** begin **
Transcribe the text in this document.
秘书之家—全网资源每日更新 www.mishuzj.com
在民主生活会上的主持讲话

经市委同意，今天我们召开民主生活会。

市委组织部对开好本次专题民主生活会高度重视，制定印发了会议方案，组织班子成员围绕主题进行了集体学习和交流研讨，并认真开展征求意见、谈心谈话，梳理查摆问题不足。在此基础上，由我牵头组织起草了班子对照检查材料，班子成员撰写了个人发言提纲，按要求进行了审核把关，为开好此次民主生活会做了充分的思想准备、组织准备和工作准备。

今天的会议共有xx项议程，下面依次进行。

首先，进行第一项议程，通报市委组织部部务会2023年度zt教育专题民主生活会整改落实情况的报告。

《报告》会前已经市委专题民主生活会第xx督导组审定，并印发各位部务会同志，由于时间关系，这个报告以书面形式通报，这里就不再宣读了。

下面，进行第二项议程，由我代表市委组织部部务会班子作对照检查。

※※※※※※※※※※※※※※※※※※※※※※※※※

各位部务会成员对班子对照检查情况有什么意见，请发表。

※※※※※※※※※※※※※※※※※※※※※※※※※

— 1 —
** end **
Retype all of the entries precisely as they are.

* **COMPLETED EXERCISE**:
Transcribe the text in this document.
秘书之家—全网资源每日更新 www.mishuzj.com
在民主生活会上的主持讲话

经市委同意，今天我们召开民主生活会。

市委组织部对开好本次专题民主生活会高度重视，制定印发了会议方案，组织班子成员围绕主题进行了集体学习和交流研讨，并认真开展征求意见、谈心谈话，梳理查摆问题不足。在此基础上，由我牵头组织起草了班子对照检查材料，班子成员撰写了个人发言提纲，按要求进行了审核把关，为开好此次民主生活会做了充分的思想准备、组织准备和工作准备。

今天的会议共有xx项议程，下面依次进行。

首先，进行第一项议程，通报市委组织部部务会2023年度zt教育专题民主生活会整改落实情况的报告。

《报告》会前已经市委专题民主生活会第xx督导组审定，并印发各位部务会同志，由于时间关系，这个报告以书面形式通报，这里就不再宣读了。

下面，进行第二项议程，由我代表市委组织部部务会班子作对照检查。

※※※※※※※※※※※※※※※※※※※※※※※※※

各位部务会成员对班子对照检查情况有什么意见，请发表。

※※※※※※※※※※※※※※※※※※※※※※※※※

— 1 —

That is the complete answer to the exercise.